PROBLEM DESCRIPTION »
List every section heading in the Raspberry Pi kiosk write-up below, not counting its title.

DOCUMENT EXCERPT »
----------------------------------------

A Raspberry Pi Kiosk

After writing a simple kiosk of rotating quotes and images, I wanted to set up a Raspberry Pi to run the kiosk automatically, without needing a keyboard or any on-site configuration.

The Raspbian Desktop: Too Hard to Configure

Unlike my usual Raspberry Pi hacks, the kiosk would need a monitor and a window system. So instead of my usual Raspbian Lite install, I opted for a full Raspbian desktop image.

Mistake. First, the Raspbian desktop is very slow. I intended to use a Pi Zero W for the kiosk, but even on a Pi 3 the desktop was sluggish.

More important, the desktop is difficult to configure. For instance, a kiosk needs to keep the screen on, so I needed to disable the automatic screen blanking. There are threads all over the web asking how to disable screen blanking, with lots of solutions that no longer apply because Raspbian keeps changing where desktop configuration files are stored.

Incredibly, the official Raspbian answer for how to disable screen blanking in the desktop — I can hardly type, I'm laughing so hard — is: install xscreensaver, which will then add a configuration option to turn off the screensaver. (I actually tried that just to see if it would work, but changed my mind when I saw the long list of dependencies xscreensaver was going to pull in.)

I never did find a way to disable screen blanking, and after a few hours of fighting with it, I decided it wasn't worth it. Setting up Raspbian Lite is so much easier and I already knew how to do it. If I didn't, Die Antwort has a nice guide, Setup a Raspberry Pi to run a Web Browser in Kiosk Mode, that uses my preferred window manager, Openbox. Here are my steps, starting with a freshly burned Raspbian Lite SD card.

Set Up Raspbian Lite with Network and SSH

I wanted to use ssh on my home network while debugging, even though the final kiosk won't need a network. The easiest way to do that is to mount the first partition:

sudo mount /dev/sdX1 /mnt
(sdX is wherever the card shows up on your machine, e.g. sdB) and create two files. First, an empty file named ssh
touch /mnt/ssh

Second, create a file named wpa_supplicant.conf with the settings for your local network:

ctrl_interface=DIR=/var/run/wpa_supplicant GROUP=netdev
update_config=1

network={
	ssid="MY-WIFI-SSID"
	psk="MY-WIFI-PASSWORD"
	priority=10
}

Then unmount that partition:

sudo umount /mnt

Copy the Kiosk Files into /home/pi

The second partition on a Raspbian card is the root filesystem, including /home/pi, the pi user's home dictory. Mount /dev/sdX2, copy your kiosk code into /home/pi, and chown the code to the pi user. If you don't know what that means or how to do that, you can skip this step and load the code onto the Pi later once it's up and running, over the network or via a USB stick.

Unmount the SD card and move it to the Raspberry Pi.

Raspbian First-boot Configuration

Boot the Pi with a monitor attached, log in as the pi user, run sudo raspi-config, and:

So the installation won't become too bloated, I like to create the file /etc/apt/apt.conf containing:

APT::Install-Recommends "false";
APT::Install-Suggests "false";
(That's the equivalent of the --no-install-recommends in the Die Antwort guide.)

----------------------------------------

DATA EXTRACT »
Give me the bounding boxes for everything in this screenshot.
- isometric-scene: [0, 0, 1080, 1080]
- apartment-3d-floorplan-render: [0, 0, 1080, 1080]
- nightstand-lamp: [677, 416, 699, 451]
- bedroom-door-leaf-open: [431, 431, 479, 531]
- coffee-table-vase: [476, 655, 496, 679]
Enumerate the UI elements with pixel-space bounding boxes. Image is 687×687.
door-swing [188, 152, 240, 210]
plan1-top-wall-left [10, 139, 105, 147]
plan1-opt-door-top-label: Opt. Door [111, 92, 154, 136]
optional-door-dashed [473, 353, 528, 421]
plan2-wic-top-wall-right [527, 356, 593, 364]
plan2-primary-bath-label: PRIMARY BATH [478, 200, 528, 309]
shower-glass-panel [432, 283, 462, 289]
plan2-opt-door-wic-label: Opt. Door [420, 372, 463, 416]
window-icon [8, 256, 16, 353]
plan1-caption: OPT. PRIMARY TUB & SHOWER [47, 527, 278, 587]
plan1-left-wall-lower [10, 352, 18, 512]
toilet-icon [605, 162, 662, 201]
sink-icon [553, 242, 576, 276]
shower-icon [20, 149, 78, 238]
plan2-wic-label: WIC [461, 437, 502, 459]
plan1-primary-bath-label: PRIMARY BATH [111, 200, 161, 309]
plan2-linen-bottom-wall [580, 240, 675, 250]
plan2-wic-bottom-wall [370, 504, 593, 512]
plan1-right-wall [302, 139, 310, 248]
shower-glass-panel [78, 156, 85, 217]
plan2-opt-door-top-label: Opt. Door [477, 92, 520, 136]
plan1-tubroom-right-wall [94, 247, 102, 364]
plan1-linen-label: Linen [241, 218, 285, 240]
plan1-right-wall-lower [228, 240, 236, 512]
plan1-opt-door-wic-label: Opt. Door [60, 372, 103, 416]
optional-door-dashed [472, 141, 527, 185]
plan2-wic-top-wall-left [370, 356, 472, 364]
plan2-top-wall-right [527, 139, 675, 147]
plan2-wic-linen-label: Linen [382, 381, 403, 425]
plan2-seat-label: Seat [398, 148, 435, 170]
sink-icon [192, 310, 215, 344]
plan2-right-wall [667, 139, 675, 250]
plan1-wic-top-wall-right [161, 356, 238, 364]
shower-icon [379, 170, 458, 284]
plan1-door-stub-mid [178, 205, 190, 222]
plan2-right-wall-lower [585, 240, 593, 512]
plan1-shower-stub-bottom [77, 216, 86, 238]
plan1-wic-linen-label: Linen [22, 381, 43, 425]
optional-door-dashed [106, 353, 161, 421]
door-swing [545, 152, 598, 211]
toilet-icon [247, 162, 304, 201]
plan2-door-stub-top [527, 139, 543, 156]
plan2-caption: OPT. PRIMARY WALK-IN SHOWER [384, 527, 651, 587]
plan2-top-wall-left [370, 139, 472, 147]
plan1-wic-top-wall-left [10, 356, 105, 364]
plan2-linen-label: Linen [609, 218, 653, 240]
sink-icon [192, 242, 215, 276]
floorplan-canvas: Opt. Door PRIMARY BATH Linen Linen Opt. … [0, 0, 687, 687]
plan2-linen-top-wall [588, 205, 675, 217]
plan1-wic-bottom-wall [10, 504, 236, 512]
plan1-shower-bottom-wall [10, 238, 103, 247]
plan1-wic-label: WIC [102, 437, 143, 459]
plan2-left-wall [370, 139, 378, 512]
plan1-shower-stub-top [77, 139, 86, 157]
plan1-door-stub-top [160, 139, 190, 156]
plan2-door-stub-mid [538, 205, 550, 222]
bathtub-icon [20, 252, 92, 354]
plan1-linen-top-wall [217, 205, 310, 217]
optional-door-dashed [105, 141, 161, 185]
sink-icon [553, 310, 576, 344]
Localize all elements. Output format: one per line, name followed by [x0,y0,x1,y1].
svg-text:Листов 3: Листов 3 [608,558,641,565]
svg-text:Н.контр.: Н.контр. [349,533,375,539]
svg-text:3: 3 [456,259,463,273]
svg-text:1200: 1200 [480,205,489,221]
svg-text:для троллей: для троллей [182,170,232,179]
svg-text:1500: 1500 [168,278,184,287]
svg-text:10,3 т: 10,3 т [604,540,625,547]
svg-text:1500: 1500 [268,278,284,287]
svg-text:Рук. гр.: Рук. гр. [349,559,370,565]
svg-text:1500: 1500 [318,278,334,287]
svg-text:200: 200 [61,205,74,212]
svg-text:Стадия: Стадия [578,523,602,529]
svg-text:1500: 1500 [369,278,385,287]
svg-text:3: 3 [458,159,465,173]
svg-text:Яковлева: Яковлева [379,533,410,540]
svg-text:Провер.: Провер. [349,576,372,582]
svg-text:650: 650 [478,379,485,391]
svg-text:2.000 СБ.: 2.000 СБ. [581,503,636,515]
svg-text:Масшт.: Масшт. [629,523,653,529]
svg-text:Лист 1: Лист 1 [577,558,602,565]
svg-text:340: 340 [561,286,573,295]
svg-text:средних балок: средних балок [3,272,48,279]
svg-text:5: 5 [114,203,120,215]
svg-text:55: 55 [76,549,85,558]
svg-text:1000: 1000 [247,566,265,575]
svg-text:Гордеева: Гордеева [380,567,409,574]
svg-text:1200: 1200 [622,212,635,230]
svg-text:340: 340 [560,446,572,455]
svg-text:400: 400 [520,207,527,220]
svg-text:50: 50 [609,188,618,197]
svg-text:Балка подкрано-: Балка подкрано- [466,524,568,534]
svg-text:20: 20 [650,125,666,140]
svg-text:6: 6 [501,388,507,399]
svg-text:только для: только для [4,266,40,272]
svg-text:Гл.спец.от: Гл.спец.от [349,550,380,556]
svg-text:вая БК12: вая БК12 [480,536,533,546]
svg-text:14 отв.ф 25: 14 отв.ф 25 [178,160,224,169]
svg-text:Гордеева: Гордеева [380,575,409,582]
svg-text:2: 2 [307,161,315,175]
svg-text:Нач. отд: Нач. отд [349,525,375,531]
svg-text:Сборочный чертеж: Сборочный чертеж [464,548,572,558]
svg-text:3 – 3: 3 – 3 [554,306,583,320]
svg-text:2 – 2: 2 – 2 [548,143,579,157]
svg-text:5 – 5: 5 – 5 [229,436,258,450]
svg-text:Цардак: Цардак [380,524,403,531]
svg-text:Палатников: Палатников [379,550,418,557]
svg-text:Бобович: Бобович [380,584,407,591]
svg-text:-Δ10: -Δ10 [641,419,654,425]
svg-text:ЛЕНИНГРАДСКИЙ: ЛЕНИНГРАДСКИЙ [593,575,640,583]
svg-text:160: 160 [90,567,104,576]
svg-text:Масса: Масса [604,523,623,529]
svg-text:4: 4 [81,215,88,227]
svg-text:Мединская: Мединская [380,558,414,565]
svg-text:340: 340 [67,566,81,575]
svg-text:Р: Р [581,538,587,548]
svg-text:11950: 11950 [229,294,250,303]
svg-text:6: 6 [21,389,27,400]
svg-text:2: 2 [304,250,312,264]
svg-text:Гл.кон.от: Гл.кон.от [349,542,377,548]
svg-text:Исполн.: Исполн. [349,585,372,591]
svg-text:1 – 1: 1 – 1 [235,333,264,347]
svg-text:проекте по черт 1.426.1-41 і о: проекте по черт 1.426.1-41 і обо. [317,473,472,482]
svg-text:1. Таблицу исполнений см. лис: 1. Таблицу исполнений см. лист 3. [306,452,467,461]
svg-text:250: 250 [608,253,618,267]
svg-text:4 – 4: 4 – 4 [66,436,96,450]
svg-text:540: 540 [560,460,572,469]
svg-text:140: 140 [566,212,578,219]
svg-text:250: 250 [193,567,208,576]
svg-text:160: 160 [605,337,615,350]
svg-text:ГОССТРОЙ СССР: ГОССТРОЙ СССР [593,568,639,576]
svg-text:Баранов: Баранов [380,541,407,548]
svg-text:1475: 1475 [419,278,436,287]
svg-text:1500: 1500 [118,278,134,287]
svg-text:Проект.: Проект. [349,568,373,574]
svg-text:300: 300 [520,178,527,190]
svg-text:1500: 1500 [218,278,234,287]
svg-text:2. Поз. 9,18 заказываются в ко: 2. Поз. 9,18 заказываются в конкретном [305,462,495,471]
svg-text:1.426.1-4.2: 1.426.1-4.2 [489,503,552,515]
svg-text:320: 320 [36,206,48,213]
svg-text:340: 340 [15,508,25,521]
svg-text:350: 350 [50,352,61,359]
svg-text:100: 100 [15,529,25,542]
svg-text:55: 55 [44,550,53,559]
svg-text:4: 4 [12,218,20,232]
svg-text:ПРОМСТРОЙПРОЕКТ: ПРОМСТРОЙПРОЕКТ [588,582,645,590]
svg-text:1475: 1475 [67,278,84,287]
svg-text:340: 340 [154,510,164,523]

----------------------------------------

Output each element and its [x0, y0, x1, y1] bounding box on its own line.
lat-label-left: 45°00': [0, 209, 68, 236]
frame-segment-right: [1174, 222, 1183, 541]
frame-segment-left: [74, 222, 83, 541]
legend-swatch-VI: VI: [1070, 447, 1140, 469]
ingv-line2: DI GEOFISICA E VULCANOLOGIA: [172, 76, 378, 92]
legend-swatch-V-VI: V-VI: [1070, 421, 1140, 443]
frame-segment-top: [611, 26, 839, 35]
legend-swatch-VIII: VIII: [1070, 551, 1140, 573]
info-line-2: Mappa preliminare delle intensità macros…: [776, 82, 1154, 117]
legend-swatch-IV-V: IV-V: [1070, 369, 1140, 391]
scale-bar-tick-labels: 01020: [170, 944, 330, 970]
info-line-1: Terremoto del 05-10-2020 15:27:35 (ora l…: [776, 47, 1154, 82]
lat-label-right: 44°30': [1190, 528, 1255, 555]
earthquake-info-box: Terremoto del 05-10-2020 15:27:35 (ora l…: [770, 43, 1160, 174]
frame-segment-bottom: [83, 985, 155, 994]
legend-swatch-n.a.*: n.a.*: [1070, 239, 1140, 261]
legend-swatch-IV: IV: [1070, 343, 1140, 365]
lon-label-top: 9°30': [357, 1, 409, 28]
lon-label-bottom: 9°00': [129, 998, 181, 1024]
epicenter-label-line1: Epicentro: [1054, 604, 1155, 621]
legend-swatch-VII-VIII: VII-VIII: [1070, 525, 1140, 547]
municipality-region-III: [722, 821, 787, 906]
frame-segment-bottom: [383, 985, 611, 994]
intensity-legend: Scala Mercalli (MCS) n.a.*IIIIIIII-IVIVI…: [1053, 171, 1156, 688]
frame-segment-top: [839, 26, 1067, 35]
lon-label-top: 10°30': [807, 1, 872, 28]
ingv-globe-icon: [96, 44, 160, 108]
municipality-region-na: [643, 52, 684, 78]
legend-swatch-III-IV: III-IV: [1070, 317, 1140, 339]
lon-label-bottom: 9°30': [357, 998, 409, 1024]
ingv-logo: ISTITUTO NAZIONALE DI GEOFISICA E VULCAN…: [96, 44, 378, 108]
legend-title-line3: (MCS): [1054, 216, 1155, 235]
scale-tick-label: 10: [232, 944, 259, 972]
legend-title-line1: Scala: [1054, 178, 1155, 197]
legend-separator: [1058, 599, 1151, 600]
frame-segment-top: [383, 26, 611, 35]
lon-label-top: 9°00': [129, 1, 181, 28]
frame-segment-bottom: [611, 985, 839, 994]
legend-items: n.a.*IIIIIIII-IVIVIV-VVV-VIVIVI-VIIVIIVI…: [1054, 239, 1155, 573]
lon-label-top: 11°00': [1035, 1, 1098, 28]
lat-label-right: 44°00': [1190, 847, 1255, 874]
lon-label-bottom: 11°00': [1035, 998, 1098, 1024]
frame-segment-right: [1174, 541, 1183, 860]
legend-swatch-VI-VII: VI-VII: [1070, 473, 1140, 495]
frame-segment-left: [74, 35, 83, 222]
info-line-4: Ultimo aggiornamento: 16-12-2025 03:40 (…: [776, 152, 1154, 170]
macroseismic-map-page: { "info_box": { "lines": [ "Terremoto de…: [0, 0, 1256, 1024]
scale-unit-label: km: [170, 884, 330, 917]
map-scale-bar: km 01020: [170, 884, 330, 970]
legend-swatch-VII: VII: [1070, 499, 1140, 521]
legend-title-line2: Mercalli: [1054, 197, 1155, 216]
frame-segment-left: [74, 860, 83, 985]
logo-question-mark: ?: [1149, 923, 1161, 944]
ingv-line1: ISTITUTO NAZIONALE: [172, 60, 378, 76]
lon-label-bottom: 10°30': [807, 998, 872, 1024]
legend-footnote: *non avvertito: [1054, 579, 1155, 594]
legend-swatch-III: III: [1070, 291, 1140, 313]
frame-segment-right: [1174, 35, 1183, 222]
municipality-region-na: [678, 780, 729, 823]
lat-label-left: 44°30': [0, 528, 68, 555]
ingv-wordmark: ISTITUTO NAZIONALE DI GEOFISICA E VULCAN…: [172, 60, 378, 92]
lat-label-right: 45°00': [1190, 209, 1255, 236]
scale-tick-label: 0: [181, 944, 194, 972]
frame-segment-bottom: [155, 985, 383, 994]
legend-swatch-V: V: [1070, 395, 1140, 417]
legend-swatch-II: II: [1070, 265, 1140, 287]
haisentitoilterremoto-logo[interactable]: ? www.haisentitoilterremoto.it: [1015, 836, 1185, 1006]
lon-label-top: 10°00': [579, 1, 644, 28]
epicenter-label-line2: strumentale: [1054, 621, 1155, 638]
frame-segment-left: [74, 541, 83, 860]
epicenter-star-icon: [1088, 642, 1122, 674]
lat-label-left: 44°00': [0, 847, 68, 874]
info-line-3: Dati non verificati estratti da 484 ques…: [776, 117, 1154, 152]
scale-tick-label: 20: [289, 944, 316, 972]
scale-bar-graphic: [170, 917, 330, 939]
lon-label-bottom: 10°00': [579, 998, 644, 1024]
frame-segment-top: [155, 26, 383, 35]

----------------------------------------

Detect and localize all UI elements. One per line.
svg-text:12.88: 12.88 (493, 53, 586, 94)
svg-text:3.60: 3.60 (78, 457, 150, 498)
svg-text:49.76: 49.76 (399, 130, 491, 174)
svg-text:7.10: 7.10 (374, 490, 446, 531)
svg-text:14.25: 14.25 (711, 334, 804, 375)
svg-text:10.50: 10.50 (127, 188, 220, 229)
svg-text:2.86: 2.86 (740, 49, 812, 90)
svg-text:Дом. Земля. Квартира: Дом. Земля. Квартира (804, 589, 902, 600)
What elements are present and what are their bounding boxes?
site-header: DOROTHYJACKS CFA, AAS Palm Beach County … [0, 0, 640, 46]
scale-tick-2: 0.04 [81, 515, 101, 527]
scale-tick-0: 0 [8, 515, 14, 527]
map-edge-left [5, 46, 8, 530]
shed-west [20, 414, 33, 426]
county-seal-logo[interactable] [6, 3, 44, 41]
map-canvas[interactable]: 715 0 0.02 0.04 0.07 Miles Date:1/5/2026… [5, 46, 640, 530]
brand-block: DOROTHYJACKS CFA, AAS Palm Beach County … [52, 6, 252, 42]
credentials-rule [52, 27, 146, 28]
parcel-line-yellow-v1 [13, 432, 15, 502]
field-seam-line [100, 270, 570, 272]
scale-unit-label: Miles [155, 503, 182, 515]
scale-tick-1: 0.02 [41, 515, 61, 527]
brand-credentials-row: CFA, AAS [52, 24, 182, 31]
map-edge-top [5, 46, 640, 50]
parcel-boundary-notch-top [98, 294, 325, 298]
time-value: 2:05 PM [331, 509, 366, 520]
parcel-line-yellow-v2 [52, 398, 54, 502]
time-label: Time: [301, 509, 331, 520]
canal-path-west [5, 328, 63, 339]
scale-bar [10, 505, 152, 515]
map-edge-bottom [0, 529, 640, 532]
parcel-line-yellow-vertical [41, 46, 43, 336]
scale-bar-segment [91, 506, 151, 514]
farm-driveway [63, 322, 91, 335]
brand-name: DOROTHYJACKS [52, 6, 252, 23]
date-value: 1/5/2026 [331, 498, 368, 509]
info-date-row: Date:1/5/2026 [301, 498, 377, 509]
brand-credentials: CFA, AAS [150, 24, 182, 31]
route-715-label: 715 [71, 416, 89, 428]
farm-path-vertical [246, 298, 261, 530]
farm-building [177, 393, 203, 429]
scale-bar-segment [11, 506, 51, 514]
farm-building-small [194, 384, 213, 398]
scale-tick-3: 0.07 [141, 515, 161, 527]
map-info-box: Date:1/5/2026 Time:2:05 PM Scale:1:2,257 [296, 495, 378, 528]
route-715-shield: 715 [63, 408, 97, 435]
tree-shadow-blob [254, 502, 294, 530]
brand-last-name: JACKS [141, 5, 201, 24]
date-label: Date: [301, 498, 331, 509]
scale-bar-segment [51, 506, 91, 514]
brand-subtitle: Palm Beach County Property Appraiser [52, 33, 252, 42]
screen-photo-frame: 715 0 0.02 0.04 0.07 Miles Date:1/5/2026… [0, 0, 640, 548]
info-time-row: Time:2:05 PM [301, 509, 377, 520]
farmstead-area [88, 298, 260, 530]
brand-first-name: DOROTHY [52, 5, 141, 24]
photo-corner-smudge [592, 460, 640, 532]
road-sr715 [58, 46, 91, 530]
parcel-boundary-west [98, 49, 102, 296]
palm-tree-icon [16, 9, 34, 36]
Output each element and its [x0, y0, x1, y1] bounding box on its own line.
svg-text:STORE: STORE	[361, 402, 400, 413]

----------------------------------------

THE COMPLETED TASK »
- The Raspbian Desktop: Too Hard to Configure
- Set Up Raspbian Lite with Network and SSH
- Copy the Kiosk Files into /home/pi
- Raspbian First-boot Configuration